_WHAT YOU WILL DO_. Extract all lines containing "switch".

═══ ENTRIES PROVIDED ═══

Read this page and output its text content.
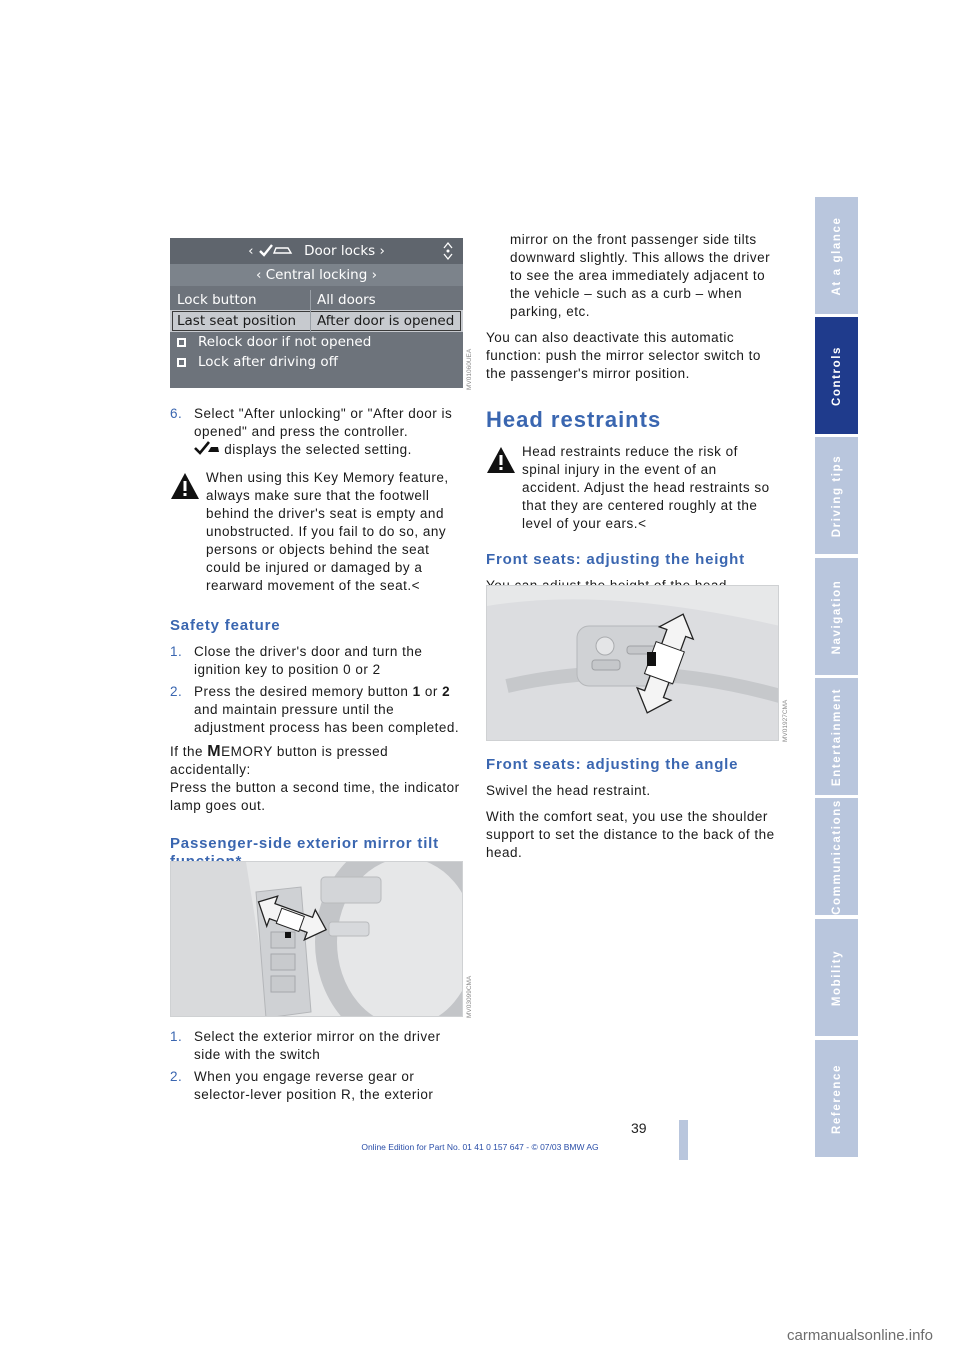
‹	Door locks ›
‹ Central locking ›
Lock button	All doors
Last seat position	After door is opened
Relock door if not opened
Lock after driving off	MV01060UEA
6. Select "After unlocking" or "After door is opened" and press the controller.
displays the selected setting.
When using this Key Memory feature, always make sure that the footwell behind the driver's seat is empty and unobstructed. If you fail to do so, any persons or objects behind the seat could be injured or damaged by a rearward movement of the seat.<
Safety feature
1. Close the driver's door and turn the ignition key to position 0 or 2
2. Press the desired memory button 1 or 2 and maintain pressure until the adjustment process has been completed.

If the MEMORY button is pressed accidentally:
Press the button a second time, the indicator lamp goes out.

Passenger-side exterior mirror tilt

MV03099CMA
1. Select the exterior mirror on the driver side with the switch
2. When you engage reverse gear or selector-lever position R, the exterior

mirror on the front passenger side tilts downward slightly. This allows the driver to see the area immediately adjacent to the vehicle – such as a curb – when parking, etc.

You can also deactivate this automatic function: push the mirror selector switch to the passenger's mirror position.

Head restraints
Head restraints reduce the risk of spinal injury in the event of an accident. Adjust the head restraints so that they are centered roughly at the level of your ears.<
Front seats: adjusting the height

MV01927CMA
Front seats: adjusting the angle

Swivel the head restraint.

With the comfort seat, you use the shoulder support to set the distance to the back of the head.

At a glance
Controls
Driving tips
Navigation
Entertainment
Communications
Mobility
Reference
39
Online Edition for Part No. 01 41 0 157 647 - © 07/03 BMW AG
carmanualsonline.info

═══

_SOLUTION TO THIS PROBLEM_.
1. Select the exterior mirror on the driver side with the switch
You can also deactivate this automatic function: push the mirror selector switch to the passenger's mirror position.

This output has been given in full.